# Brief 1
Reproduce the passage of the Durga Durgeshwari article starting with "Durga Durgeshwari is" and going on through "unlike the prequel.".

# Provided text
-*-

Durga Durgeshwari is an Indian Bengali-language television soap opera, a sequel /reboot version of  the popular series Durga. It follows the journey of Dugga who has to vanquish the Evil with the blessings of Maa Durgeshwari. The show stars Sampurna Mondal  and Bishwarup Bandyopadhyay  as protagonists, where as Ankita Majhi  and Swagata Mukherjee  as antagonists. It premiered on 2 September 2019 on Bengali GEC Star Jalsha. The series was aired every day at 6:30pm. The show took Guriya Jekhane Guddu Sekhane's time slot before being replaced by Titli. Before ending, a new storyline was introduced with new protagonists (Ravi Shaw and Adrija Auddy Roy) but failed to gain good trp unlike the prequel.

This series is considered as a spiritual sequel or a reboot of the 2008 hit series of the channel - Durga that starred Sandipta Sen in Star Jalsha, who introduced this series in a launch promo.

Plot  
Dugga is a simple village girl who is an ardent devotee of Maa Durga. She lives in an ancient Durgeshwari temple at Ishwaripur. Goddess Durgeshwari guards the temple herself. The temple is also famous for the secret presence of an ancient transcript Vabishya varati by which one can control anyone's fortune. In spite of many constraints, Dugga gets the right over temple for worship and meets Omkar in a series of events.

-*-

# Brief 2
In the records, take the lines starting with the line with "give bounding boxes" and going on through the line with "362, 585, 373]", and write them out again with "x-tick-label" changed to "horizontal-tick-label" and nothing else altered. Give only those lines.

# Source records

-*-

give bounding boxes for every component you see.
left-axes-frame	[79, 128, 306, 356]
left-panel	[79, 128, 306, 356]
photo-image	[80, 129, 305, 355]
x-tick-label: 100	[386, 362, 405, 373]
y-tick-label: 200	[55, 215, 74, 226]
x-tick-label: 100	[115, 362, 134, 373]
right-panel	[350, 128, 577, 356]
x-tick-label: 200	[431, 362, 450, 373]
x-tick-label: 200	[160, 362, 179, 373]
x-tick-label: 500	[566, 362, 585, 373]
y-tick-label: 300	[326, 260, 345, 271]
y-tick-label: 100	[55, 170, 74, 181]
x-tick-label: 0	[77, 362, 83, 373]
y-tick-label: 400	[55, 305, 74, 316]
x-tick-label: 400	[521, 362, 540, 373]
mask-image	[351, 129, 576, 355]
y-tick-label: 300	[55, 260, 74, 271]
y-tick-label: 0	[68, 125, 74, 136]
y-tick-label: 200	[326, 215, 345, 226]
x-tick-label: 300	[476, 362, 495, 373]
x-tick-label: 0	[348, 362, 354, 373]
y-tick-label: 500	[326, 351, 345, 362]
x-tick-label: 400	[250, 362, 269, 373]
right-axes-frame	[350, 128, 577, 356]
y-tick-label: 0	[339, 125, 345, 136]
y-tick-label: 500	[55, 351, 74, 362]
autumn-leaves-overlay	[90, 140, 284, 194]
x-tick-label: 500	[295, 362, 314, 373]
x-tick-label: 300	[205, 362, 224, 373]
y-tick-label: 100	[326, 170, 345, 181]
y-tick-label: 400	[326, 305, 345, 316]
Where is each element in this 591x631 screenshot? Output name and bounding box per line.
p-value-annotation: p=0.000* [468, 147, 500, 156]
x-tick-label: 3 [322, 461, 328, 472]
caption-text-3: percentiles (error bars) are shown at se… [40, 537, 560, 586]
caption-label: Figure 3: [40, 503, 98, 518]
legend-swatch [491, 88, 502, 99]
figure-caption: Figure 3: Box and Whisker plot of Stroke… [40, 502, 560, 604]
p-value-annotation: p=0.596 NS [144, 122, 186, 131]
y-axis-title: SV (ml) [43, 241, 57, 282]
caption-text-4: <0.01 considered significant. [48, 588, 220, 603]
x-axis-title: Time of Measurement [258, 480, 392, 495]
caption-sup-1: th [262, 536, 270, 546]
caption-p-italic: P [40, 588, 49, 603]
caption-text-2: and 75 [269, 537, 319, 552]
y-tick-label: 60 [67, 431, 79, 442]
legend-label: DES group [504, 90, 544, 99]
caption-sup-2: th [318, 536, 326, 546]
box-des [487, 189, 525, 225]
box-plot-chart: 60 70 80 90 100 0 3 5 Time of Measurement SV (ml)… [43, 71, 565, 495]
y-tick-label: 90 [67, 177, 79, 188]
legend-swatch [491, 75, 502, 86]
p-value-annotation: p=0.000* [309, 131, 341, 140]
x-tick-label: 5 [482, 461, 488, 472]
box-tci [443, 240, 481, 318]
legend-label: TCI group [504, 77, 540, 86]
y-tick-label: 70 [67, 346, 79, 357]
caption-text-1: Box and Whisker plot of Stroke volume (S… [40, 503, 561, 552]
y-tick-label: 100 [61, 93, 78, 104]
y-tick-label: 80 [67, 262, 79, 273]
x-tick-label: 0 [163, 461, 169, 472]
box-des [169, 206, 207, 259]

-*-

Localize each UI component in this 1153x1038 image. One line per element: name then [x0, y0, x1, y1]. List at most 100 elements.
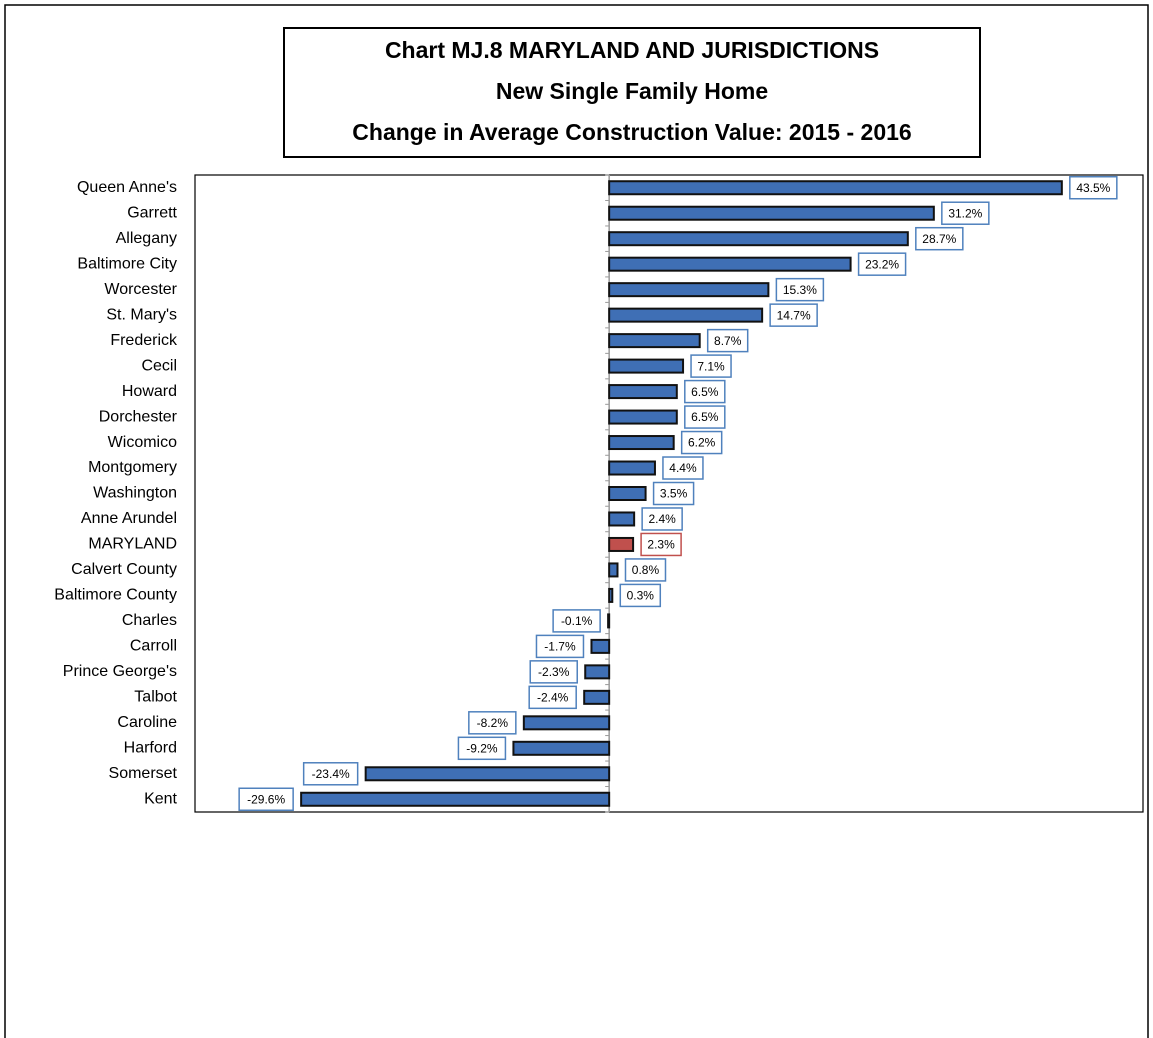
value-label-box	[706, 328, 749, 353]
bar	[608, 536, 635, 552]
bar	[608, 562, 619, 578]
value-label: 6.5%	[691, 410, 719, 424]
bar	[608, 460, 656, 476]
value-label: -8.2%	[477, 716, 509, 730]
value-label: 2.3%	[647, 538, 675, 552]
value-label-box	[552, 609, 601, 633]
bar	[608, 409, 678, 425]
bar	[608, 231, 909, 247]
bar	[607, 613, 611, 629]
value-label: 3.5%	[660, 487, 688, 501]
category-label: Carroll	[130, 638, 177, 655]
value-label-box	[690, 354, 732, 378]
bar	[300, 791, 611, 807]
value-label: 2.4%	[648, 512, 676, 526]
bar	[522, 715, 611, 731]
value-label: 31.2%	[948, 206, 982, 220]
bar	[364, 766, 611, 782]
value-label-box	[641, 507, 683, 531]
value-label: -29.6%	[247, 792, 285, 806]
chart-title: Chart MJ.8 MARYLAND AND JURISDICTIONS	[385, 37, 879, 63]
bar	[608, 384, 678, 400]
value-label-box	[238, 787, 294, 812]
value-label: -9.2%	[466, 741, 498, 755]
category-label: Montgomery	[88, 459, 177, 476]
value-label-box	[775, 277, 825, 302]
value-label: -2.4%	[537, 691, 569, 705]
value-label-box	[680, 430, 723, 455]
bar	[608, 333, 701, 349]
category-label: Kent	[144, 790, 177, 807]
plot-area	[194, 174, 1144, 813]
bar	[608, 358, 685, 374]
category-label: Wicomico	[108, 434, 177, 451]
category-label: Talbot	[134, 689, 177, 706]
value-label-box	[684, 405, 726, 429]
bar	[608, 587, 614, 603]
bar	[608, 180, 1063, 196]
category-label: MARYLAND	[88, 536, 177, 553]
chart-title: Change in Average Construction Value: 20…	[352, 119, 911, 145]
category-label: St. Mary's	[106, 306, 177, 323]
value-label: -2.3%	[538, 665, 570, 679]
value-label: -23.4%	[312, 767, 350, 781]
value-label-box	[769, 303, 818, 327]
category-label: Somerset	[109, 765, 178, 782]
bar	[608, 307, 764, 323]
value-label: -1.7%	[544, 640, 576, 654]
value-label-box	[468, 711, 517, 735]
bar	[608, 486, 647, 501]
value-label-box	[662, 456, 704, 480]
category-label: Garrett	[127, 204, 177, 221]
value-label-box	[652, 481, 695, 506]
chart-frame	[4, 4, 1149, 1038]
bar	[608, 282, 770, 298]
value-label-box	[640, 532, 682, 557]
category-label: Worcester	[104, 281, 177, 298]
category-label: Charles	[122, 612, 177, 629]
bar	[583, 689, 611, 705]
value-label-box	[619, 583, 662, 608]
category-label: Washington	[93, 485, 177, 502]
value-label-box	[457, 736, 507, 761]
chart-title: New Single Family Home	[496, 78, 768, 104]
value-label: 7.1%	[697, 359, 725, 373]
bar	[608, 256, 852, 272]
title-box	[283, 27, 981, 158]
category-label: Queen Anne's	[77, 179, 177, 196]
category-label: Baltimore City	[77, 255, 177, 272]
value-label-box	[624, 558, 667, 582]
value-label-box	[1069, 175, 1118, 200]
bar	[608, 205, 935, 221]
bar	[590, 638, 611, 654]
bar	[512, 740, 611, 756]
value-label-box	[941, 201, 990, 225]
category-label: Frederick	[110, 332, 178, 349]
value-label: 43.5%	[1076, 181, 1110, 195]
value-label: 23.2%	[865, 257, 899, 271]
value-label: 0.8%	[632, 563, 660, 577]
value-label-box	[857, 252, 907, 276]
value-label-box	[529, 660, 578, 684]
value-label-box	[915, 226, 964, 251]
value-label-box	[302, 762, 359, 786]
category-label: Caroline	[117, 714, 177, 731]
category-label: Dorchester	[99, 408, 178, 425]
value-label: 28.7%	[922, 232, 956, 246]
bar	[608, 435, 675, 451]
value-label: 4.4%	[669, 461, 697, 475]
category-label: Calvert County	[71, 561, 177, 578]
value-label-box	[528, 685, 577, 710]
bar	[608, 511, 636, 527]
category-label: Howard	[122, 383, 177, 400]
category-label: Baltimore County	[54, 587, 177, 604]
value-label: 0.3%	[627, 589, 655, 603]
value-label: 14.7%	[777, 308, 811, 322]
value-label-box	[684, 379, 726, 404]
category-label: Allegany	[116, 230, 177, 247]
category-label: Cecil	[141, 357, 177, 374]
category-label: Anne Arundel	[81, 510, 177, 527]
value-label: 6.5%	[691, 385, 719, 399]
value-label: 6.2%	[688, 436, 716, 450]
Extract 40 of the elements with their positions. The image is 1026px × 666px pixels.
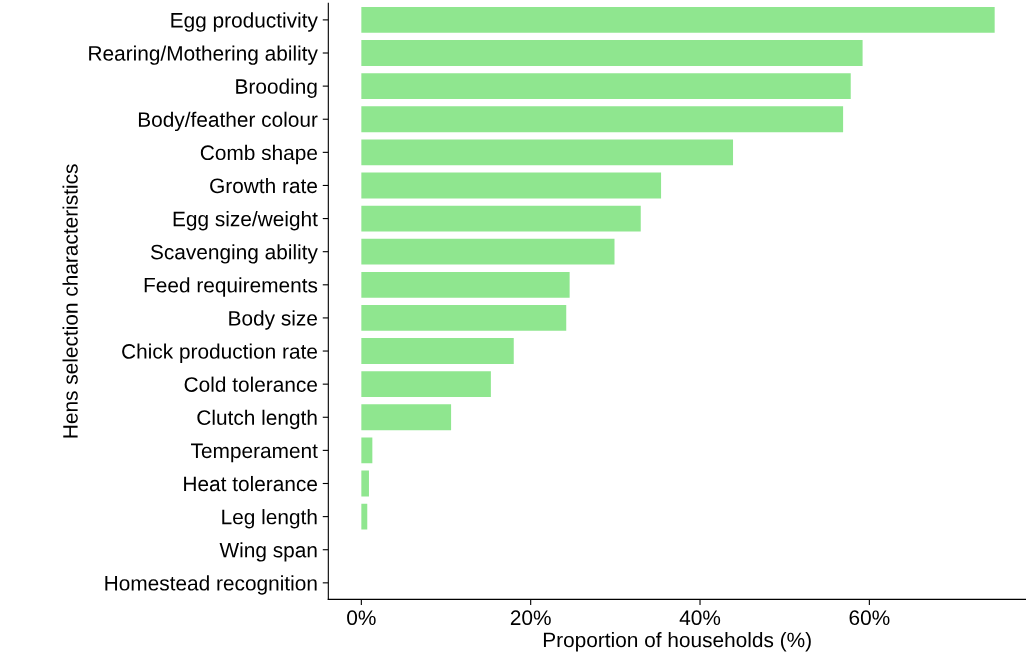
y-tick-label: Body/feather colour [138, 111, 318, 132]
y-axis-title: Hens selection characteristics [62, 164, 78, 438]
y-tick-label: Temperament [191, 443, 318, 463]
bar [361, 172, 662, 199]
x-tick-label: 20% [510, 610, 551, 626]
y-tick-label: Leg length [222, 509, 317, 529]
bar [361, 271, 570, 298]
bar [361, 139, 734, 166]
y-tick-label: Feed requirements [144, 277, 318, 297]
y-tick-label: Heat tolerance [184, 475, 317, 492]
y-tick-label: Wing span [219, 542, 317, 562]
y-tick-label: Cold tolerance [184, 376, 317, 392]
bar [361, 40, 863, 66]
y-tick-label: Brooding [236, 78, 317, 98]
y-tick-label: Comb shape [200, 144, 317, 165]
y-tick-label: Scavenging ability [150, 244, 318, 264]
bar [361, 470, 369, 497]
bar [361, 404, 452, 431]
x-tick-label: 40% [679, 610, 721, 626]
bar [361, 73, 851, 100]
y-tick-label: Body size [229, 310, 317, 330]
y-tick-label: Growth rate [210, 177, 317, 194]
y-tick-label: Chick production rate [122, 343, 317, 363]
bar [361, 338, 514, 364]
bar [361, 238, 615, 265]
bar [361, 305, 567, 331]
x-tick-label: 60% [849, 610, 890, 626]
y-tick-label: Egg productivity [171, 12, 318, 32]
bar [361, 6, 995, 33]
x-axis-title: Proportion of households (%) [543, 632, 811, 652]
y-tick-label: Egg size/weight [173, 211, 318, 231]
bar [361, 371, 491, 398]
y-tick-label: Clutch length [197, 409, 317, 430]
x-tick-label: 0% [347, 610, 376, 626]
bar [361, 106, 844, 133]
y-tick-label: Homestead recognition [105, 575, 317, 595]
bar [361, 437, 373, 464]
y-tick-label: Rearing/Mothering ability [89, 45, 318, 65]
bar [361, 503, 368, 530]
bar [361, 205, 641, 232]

-*-

# Written solution 1
Durga Durgeshwari is an Indian Bengali-language television soap opera, a sequel /reboot version of  the popular series Durga. It follows the journey of Dugga who has to vanquish the Evil with the blessings of Maa Durgeshwari. The show stars Sampurna Mondal  and Bishwarup Bandyopadhyay  as protagonists, where as Ankita Majhi  and Swagata Mukherjee  as antagonists. It premiered on 2 September 2019 on Bengali GEC Star Jalsha. The series was aired every day at 6:30pm. The show took Guriya Jekhane Guddu Sekhane's time slot before being replaced by Titli. Before ending, a new storyline was introduced with new protagonists (Ravi Shaw and Adrija Auddy Roy) but failed to gain good trp unlike the prequel.

# Written solution 2
give bounding boxes for every component you see.
left-axes-frame	[79, 128, 306, 356]
left-panel	[79, 128, 306, 356]
photo-image	[80, 129, 305, 355]
horizontal-tick-label: 100	[386, 362, 405, 373]
y-tick-label: 200	[55, 215, 74, 226]
horizontal-tick-label: 100	[115, 362, 134, 373]
right-panel	[350, 128, 577, 356]
horizontal-tick-label: 200	[431, 362, 450, 373]
horizontal-tick-label: 200	[160, 362, 179, 373]
horizontal-tick-label: 500	[566, 362, 585, 373]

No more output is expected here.